*WHAT IS ASKED*. Transcribe all of the material exactly. Any picture in it should be left out.

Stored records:
---
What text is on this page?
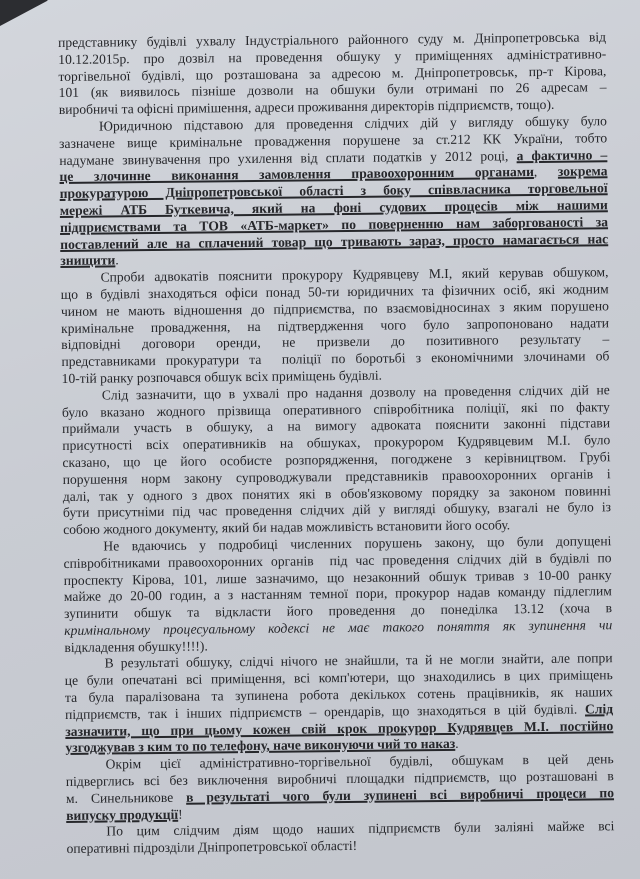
представнику будівлі ухвалу Індустріального районного суду м. Дніпропетровська від
10.12.2015р. про дозвіл на проведення обшуку у приміщеннях адміністративно-
торгівельної будівлі, що розташована за адресою м. Дніпропетровськ, пр-т Кірова,
101 (як виявилось пізніше дозволи на обшуки були отримані по 26 адресам –
виробничі та офісні примішення, адреси проживання директорів підприємств, тощо).
Юридичною підставою для проведення слідчих дій у вигляду обшуку було
зазначене вище кримінальне провадження порушене за ст.212 КК України, тобто
надумане звинувачення про ухилення від сплати податків у 2012 році, а фактично –
це злочинне виконання замовлення правоохоронним органами, зокрема
прокуратурою Дніпропетровської області з боку співвласника торговельної
мережі АТБ Буткевича, який на фоні судових процесів між нашими
підприємствами та ТОВ «АТБ-маркет» по поверненню нам заборгованості за
поставлений але на сплачений товар що тривають зараз, просто намагається нас
знищити.
Спроби адвокатів пояснити прокурору Кудрявцеву М.І, який керував обшуком,
що в будівлі знаходяться офіси понад 50-ти юридичних та фізичних осіб, які жодним
чином не мають відношення до підприємства, по взаємовідносинах з яким порушено
кримінальне провадження, на підтвердження чого було запропоновано надати
відповідні договори оренди, не призвели до позитивного результату –
представниками прокуратури та  поліції по боротьбі з економічними злочинами об
10-тій ранку розпочався обшук всіх приміщень будівлі.
Слід зазначити, що в ухвалі про надання дозволу на проведення слідчих дій не
було вказано жодного прізвища оперативного співробітника поліції, які по факту
приймали участь в обшуку, а на вимогу адвоката пояснити законні підстави
присутності всіх оперативників на обшуках, прокурором Кудрявцевим М.І. було
сказано, що це його особисте розпорядження, погоджене з керівництвом. Грубі
порушення норм закону супроводжували представників правоохоронних органів і
далі, так у одного з двох понятих які в обов'язковому порядку за законом повинні
бути присутніми під час проведення слідчих дій у вигляді обшуку, взагалі не було із
собою жодного документу, який би надав можливість встановити його особу.
Не вдаючись у подробиці численних порушень закону, що були допущені
співробітниками правоохоронних органів  під час проведення слідчих дій в будівлі по
проспекту Кірова, 101, лише зазначимо, що незаконний обшук тривав з 10-00 ранку
майже до 20-00 годин, а з настанням темної пори, прокурор надав команду підлеглим
зупинити обшук та відкласти його проведення до понеділка 13.12 (хоча в
кримінальному процесуальному кодексі не має такого поняття як зупинення чи
відкладення обушку!!!!).
В результаті обшуку, слідчі нічого не знайшли, та й не могли знайти, але попри
це були опечатані всі приміщення, всі комп'ютери, що знаходились в цих приміщень
та була паралізована та зупинена робота декількох сотень працівників, як наших
підприємств, так і інших підприємств – орендарів, що знаходяться в цій будівлі. Слід
зазначити, що при цьому кожен свій крок прокурор Кудрявцев М.І. постійно
узгоджував з ким то по телефону, наче виконуючи чий то наказ.
Окрім цієї адміністративно-торгівельної будівлі, обшукам в цей день
підверглись всі без виключення виробничі площадки підприємств, що розташовані в
м. Синельникове в результаті чого були зупинені всі виробничі процеси по
випуску продукції!
По цим слідчим діям щодо наших підприємств були заліяні майже всі
оперативні підрозділи Дніпропетровської області!
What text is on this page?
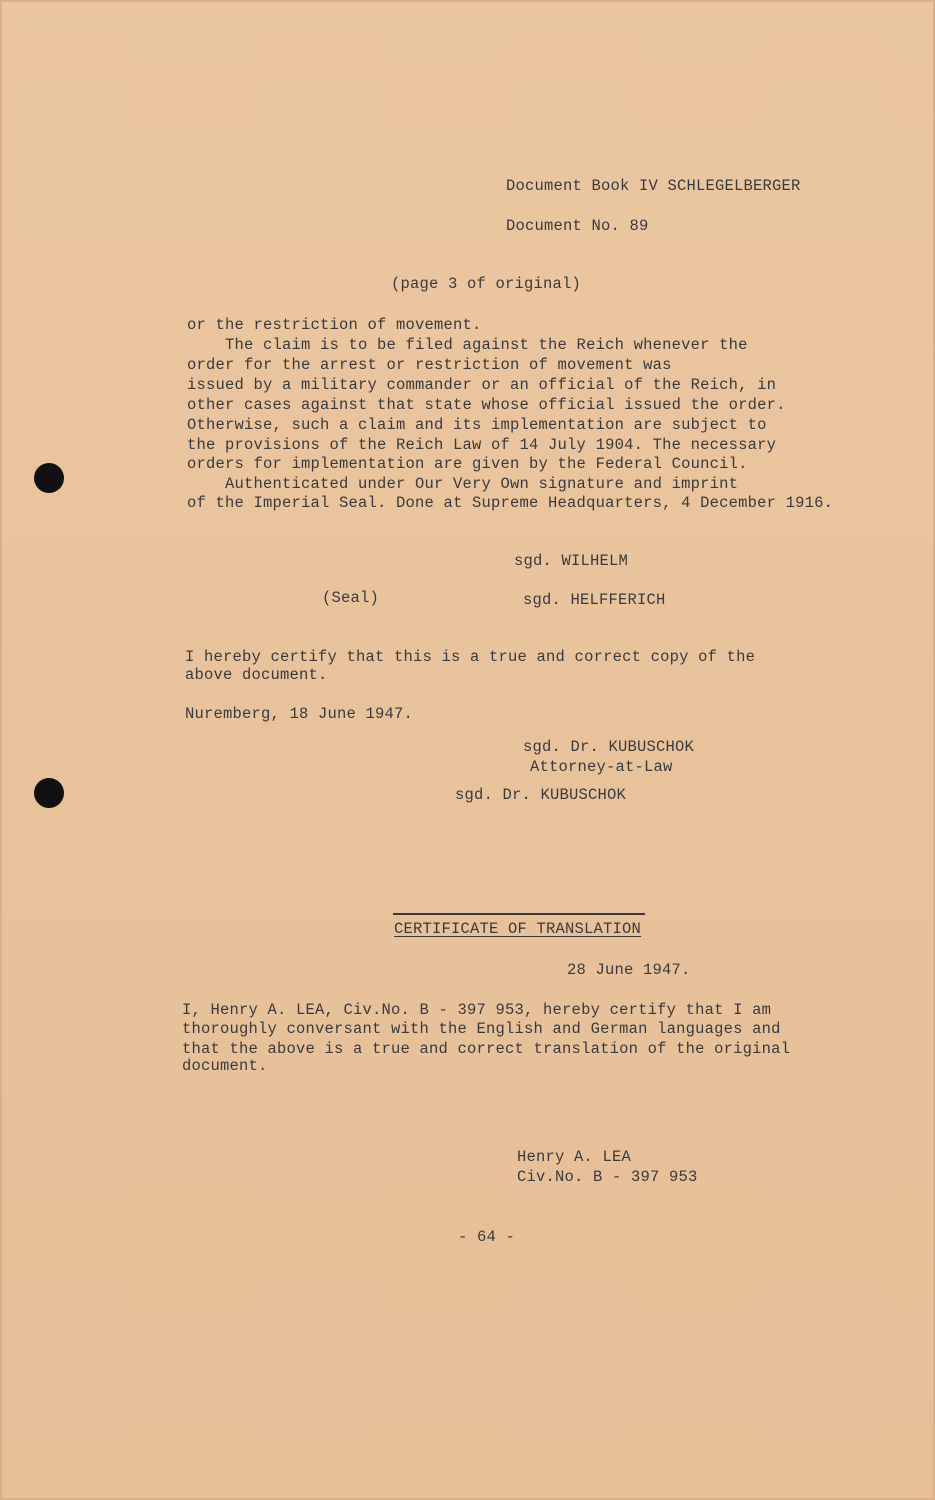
Document Book IV SCHLEGELBERGER
Document No. 89
(page 3 of original)
or the restriction of movement.
The claim is to be filed against the Reich whenever the
order for the arrest or restriction of movement was
issued by a military commander or an official of the Reich, in
other cases against that state whose official issued the order.
Otherwise, such a claim and its implementation are subject to
the provisions of the Reich Law of 14 July 1904. The necessary
orders for implementation are given by the Federal Council.
Authenticated under Our Very Own signature and imprint
of the Imperial Seal. Done at Supreme Headquarters, 4 December 1916.
sgd. WILHELM
(Seal)	sgd. HELFFERICH
I hereby certify that this is a true and correct copy of the
above document.
Nuremberg, 18 June 1947.
sgd. Dr. KUBUSCHOK
Attorney-at-Law
sgd. Dr. KUBUSCHOK
CERTIFICATE OF TRANSLATION
28 June 1947.
I, Henry A. LEA, Civ.No. B - 397 953, hereby certify that I am
thoroughly conversant with the English and German languages and
that the above is a true and correct translation of the original
document.
Henry A. LEA
Civ.No. B - 397 953
- 64 -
---
*EXERCISE RESULT*.
What text is on this page?
представнику будівлі ухвалу Індустріального районного суду м. Дніпропетровська від
10.12.2015р. про дозвіл на проведення обшуку у приміщеннях адміністративно-
торгівельної будівлі, що розташована за адресою м. Дніпропетровськ, пр-т Кірова,
101 (як виявилось пізніше дозволи на обшуки були отримані по 26 адресам –
виробничі та офісні примішення, адреси проживання директорів підприємств, тощо).
Юридичною підставою для проведення слідчих дій у вигляду обшуку було
зазначене вище кримінальне провадження порушене за ст.212 КК України, тобто
надумане звинувачення про ухилення від сплати податків у 2012 році, а фактично –
це злочинне виконання замовлення правоохоронним органами, зокрема
прокуратурою Дніпропетровської області з боку співвласника торговельної
мережі АТБ Буткевича, який на фоні судових процесів між нашими
підприємствами та ТОВ «АТБ-маркет» по поверненню нам заборгованості за
поставлений але на сплачений товар що тривають зараз, просто намагається нас
знищити.
Спроби адвокатів пояснити прокурору Кудрявцеву М.І, який керував обшуком,
що в будівлі знаходяться офіси понад 50-ти юридичних та фізичних осіб, які жодним
чином не мають відношення до підприємства, по взаємовідносинах з яким порушено
кримінальне провадження, на підтвердження чого було запропоновано надати
відповідні договори оренди, не призвели до позитивного результату –
представниками прокуратури та  поліції по боротьбі з економічними злочинами об
10-тій ранку розпочався обшук всіх приміщень будівлі.
Слід зазначити, що в ухвалі про надання дозволу на проведення слідчих дій не
було вказано жодного прізвища оперативного співробітника поліції, які по факту
приймали участь в обшуку, а на вимогу адвоката пояснити законні підстави
присутності всіх оперативників на обшуках, прокурором Кудрявцевим М.І. було
сказано, що це його особисте розпорядження, погоджене з керівництвом. Грубі
порушення норм закону супроводжували представників правоохоронних органів і
далі, так у одного з двох понятих які в обов'язковому порядку за законом повинні
бути присутніми під час проведення слідчих дій у вигляді обшуку, взагалі не було із
собою жодного документу, який би надав можливість встановити його особу.
Не вдаючись у подробиці численних порушень закону, що були допущені
співробітниками правоохоронних органів  під час проведення слідчих дій в будівлі по
проспекту Кірова, 101, лише зазначимо, що незаконний обшук тривав з 10-00 ранку
майже до 20-00 годин, а з настанням темної пори, прокурор надав команду підлеглим
зупинити обшук та відкласти його проведення до понеділка 13.12 (хоча в
кримінальному процесуальному кодексі не має такого поняття як зупинення чи
відкладення обушку!!!!).
В результаті обшуку, слідчі нічого не знайшли, та й не могли знайти, але попри
це були опечатані всі приміщення, всі комп'ютери, що знаходились в цих приміщень
та була паралізована та зупинена робота декількох сотень працівників, як наших
підприємств, так і інших підприємств – орендарів, що знаходяться в цій будівлі. Слід
зазначити, що при цьому кожен свій крок прокурор Кудрявцев М.І. постійно
узгоджував з ким то по телефону, наче виконуючи чий то наказ.
Окрім цієї адміністративно-торгівельної будівлі, обшукам в цей день
підверглись всі без виключення виробничі площадки підприємств, що розташовані в
м. Синельникове в результаті чого були зупинені всі виробничі процеси по
випуску продукції!
По цим слідчим діям щодо наших підприємств були заліяні майже всі
оперативні підрозділи Дніпропетровської області!
What text is on this page?
Document Book IV SCHLEGELBERGER
Document No. 89
(page 3 of original)
or the restriction of movement.
The claim is to be filed against the Reich whenever the
order for the arrest or restriction of movement was
issued by a military commander or an official of the Reich, in
other cases against that state whose official issued the order.
Otherwise, such a claim and its implementation are subject to
the provisions of the Reich Law of 14 July 1904. The necessary
orders for implementation are given by the Federal Council.
Authenticated under Our Very Own signature and imprint
of the Imperial Seal. Done at Supreme Headquarters, 4 December 1916.
sgd. WILHELM
(Seal)	sgd. HELFFERICH
I hereby certify that this is a true and correct copy of the
above document.
Nuremberg, 18 June 1947.
sgd. Dr. KUBUSCHOK
Attorney-at-Law
sgd. Dr. KUBUSCHOK
CERTIFICATE OF TRANSLATION
28 June 1947.
I, Henry A. LEA, Civ.No. B - 397 953, hereby certify that I am
thoroughly conversant with the English and German languages and
that the above is a true and correct translation of the original
document.
Henry A. LEA
Civ.No. B - 397 953
- 64 -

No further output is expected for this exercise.